++++ RECORDS SUPPLIED ++++

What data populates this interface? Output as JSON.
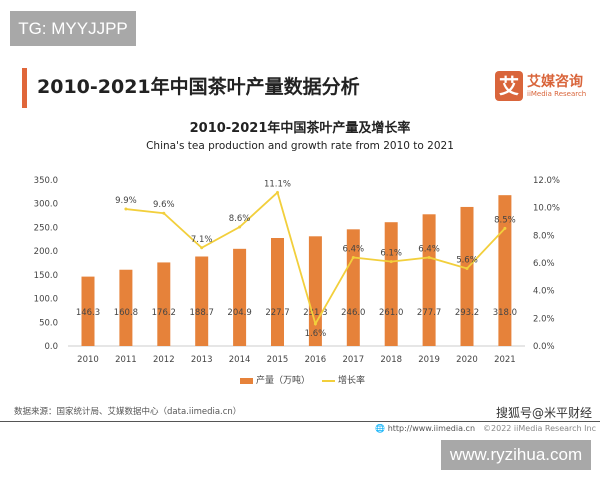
{
  "overlay_tag": "TG: MYYJJPP",
  "header": {
    "title": "2010-2021年中国茶叶产量数据分析",
    "logo_mark": "艾",
    "logo_cn": "艾媒咨询",
    "logo_en": "iiMedia Research"
  },
  "chart_data": {
    "type": "bar+line",
    "title": "2010-2021年中国茶叶产量及增长率",
    "subtitle": "China's tea production and growth rate from 2010 to 2021",
    "categories": [
      "2010",
      "2011",
      "2012",
      "2013",
      "2014",
      "2015",
      "2016",
      "2017",
      "2018",
      "2019",
      "2020",
      "2021"
    ],
    "series": [
      {
        "name": "产量（万吨）",
        "type": "bar",
        "axis": "left",
        "color": "#e6823a",
        "values": [
          146.3,
          160.8,
          176.2,
          188.7,
          204.9,
          227.7,
          231.3,
          246.0,
          261.0,
          277.7,
          293.2,
          318.0
        ],
        "labels": [
          "146.3",
          "160.8",
          "176.2",
          "188.7",
          "204.9",
          "227.7",
          "231.3",
          "246.0",
          "261.0",
          "277.7",
          "293.2",
          "318.0"
        ]
      },
      {
        "name": "增长率",
        "type": "line",
        "axis": "right",
        "color": "#f2cf3c",
        "values": [
          null,
          9.9,
          9.6,
          7.1,
          8.6,
          11.1,
          1.6,
          6.4,
          6.1,
          6.4,
          5.6,
          8.5
        ],
        "labels": [
          "",
          "9.9%",
          "9.6%",
          "7.1%",
          "8.6%",
          "11.1%",
          "1.6%",
          "6.4%",
          "6.1%",
          "6.4%",
          "5.6%",
          "8.5%"
        ]
      }
    ],
    "ylim": [
      0,
      350
    ],
    "yticks": [
      "0.0",
      "50.0",
      "100.0",
      "150.0",
      "200.0",
      "250.0",
      "300.0",
      "350.0"
    ],
    "y2lim": [
      0,
      12
    ],
    "y2ticks": [
      "0.0%",
      "2.0%",
      "4.0%",
      "6.0%",
      "8.0%",
      "10.0%",
      "12.0%"
    ],
    "legend": "bottom",
    "grid": false
  },
  "footer": {
    "source": "数据来源：国家统计局、艾媒数据中心（data.iimedia.cn）",
    "site": "http://www.iimedia.cn",
    "copyright": "©2022 iiMedia Research Inc",
    "watermark": "搜狐号@米平财经",
    "watermark2": "www.ryzihua.com"
  }
}
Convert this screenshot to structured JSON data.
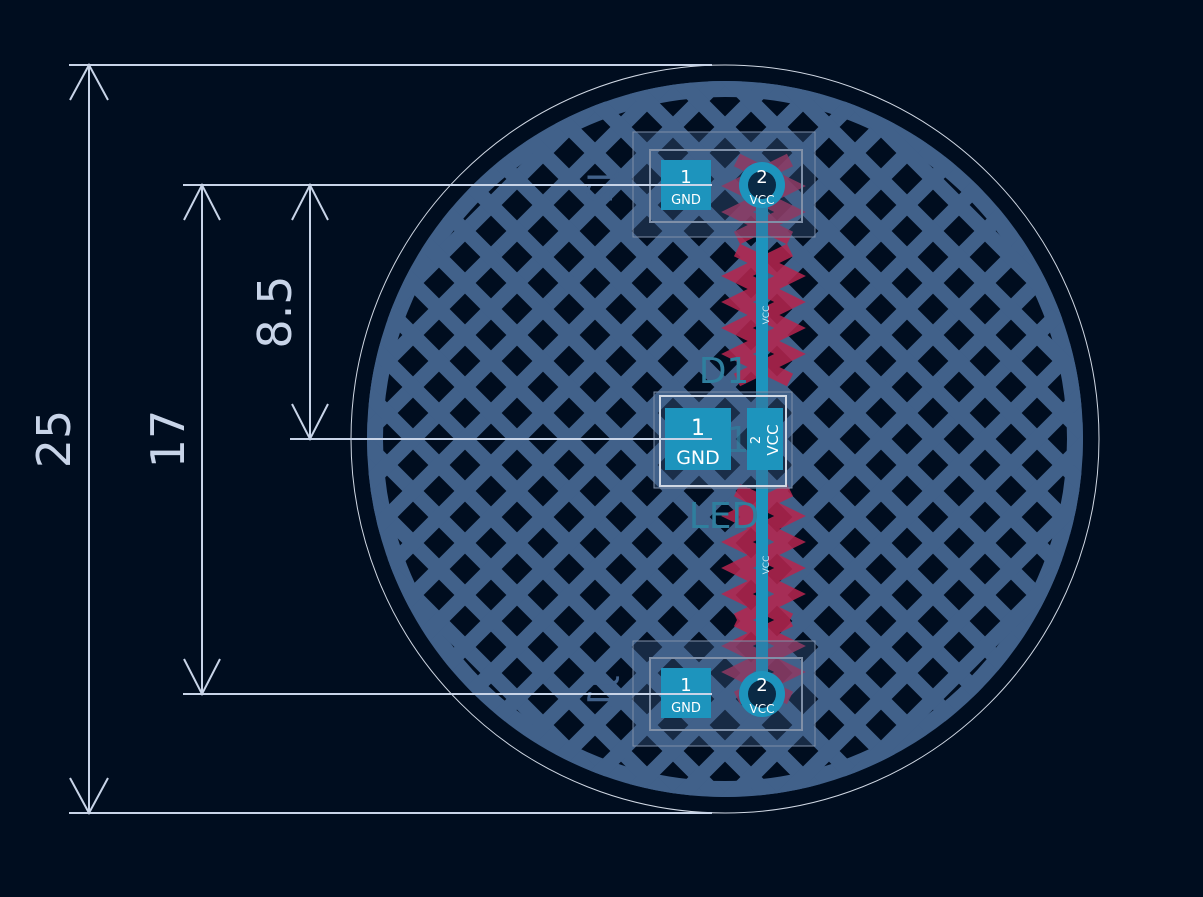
{
  "colors": {
    "background": "#000d1f",
    "zone": "#41618a",
    "edge": "#d0d8e4",
    "dimension": "#c8d4e8",
    "copper_front": "#1d94bd",
    "copper_back": "#b8254e",
    "silkscreen_back": "#2f7f9e",
    "courtyard": "#8090a8",
    "pad_text": "#ffffff"
  },
  "dimensions": [
    {
      "name": "dimension-25",
      "label": "25"
    },
    {
      "name": "dimension-17",
      "label": "17"
    },
    {
      "name": "dimension-8-5",
      "label": "8.5"
    }
  ],
  "net_labels": [
    "VCC",
    "VCC"
  ],
  "components": {
    "d1": {
      "reference": "D1",
      "value": "LED",
      "back_marker": "1",
      "pad1": {
        "number": "1",
        "net": "GND"
      },
      "pad2": {
        "number": "2",
        "net": "VCC"
      }
    },
    "connector_top": {
      "back_reference": "J2",
      "pad1": {
        "number": "1",
        "net": "GND"
      },
      "pad2": {
        "number": "2",
        "net": "VCC"
      }
    },
    "connector_bottom": {
      "back_reference": "J1",
      "pad1": {
        "number": "1",
        "net": "GND"
      },
      "pad2": {
        "number": "2",
        "net": "VCC"
      }
    }
  }
}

++++

- EXERCISE: Every record above must be given again exactly; drop the pictures.

- WRITTEN RESPONSE:
What data populates this interface? Output as JSON.
{
  "overlay_tag": "TG: MYYJJPP",
  "header": {
    "title": "2010-2021年中国茶叶产量数据分析",
    "logo_mark": "艾",
    "logo_cn": "艾媒咨询",
    "logo_en": "iiMedia Research"
  },
  "chart_data": {
    "type": "bar+line",
    "title": "2010-2021年中国茶叶产量及增长率",
    "subtitle": "China's tea production and growth rate from 2010 to 2021",
    "categories": [
      "2010",
      "2011",
      "2012",
      "2013",
      "2014",
      "2015",
      "2016",
      "2017",
      "2018",
      "2019",
      "2020",
      "2021"
    ],
    "series": [
      {
        "name": "产量（万吨）",
        "type": "bar",
        "axis": "left",
        "color": "#e6823a",
        "values": [
          146.3,
          160.8,
          176.2,
          188.7,
          204.9,
          227.7,
          231.3,
          246.0,
          261.0,
          277.7,
          293.2,
          318.0
        ],
        "labels": [
          "146.3",
          "160.8",
          "176.2",
          "188.7",
          "204.9",
          "227.7",
          "231.3",
          "246.0",
          "261.0",
          "277.7",
          "293.2",
          "318.0"
        ]
      },
      {
        "name": "增长率",
        "type": "line",
        "axis": "right",
        "color": "#f2cf3c",
        "values": [
          null,
          9.9,
          9.6,
          7.1,
          8.6,
          11.1,
          1.6,
          6.4,
          6.1,
          6.4,
          5.6,
          8.5
        ],
        "labels": [
          "",
          "9.9%",
          "9.6%",
          "7.1%",
          "8.6%",
          "11.1%",
          "1.6%",
          "6.4%",
          "6.1%",
          "6.4%",
          "5.6%",
          "8.5%"
        ]
      }
    ],
    "ylim": [
      0,
      350
    ],
    "yticks": [
      "0.0",
      "50.0",
      "100.0",
      "150.0",
      "200.0",
      "250.0",
      "300.0",
      "350.0"
    ],
    "y2lim": [
      0,
      12
    ],
    "y2ticks": [
      "0.0%",
      "2.0%",
      "4.0%",
      "6.0%",
      "8.0%",
      "10.0%",
      "12.0%"
    ],
    "legend": "bottom",
    "grid": false
  },
  "footer": {
    "source": "数据来源：国家统计局、艾媒数据中心（data.iimedia.cn）",
    "site": "http://www.iimedia.cn",
    "copyright": "©2022 iiMedia Research Inc",
    "watermark": "搜狐号@米平财经",
    "watermark2": "www.ryzihua.com"
  }
}
Convert this screenshot to structured JSON data.
{
  "colors": {
    "background": "#000d1f",
    "zone": "#41618a",
    "edge": "#d0d8e4",
    "dimension": "#c8d4e8",
    "copper_front": "#1d94bd",
    "copper_back": "#b8254e",
    "silkscreen_back": "#2f7f9e",
    "courtyard": "#8090a8",
    "pad_text": "#ffffff"
  },
  "dimensions": [
    {
      "name": "dimension-25",
      "label": "25"
    },
    {
      "name": "dimension-17",
      "label": "17"
    },
    {
      "name": "dimension-8-5",
      "label": "8.5"
    }
  ],
  "net_labels": [
    "VCC",
    "VCC"
  ],
  "components": {
    "d1": {
      "reference": "D1",
      "value": "LED",
      "back_marker": "1",
      "pad1": {
        "number": "1",
        "net": "GND"
      },
      "pad2": {
        "number": "2",
        "net": "VCC"
      }
    },
    "connector_top": {
      "back_reference": "J2",
      "pad1": {
        "number": "1",
        "net": "GND"
      },
      "pad2": {
        "number": "2",
        "net": "VCC"
      }
    },
    "connector_bottom": {
      "back_reference": "J1",
      "pad1": {
        "number": "1",
        "net": "GND"
      },
      "pad2": {
        "number": "2",
        "net": "VCC"
      }
    }
  }
}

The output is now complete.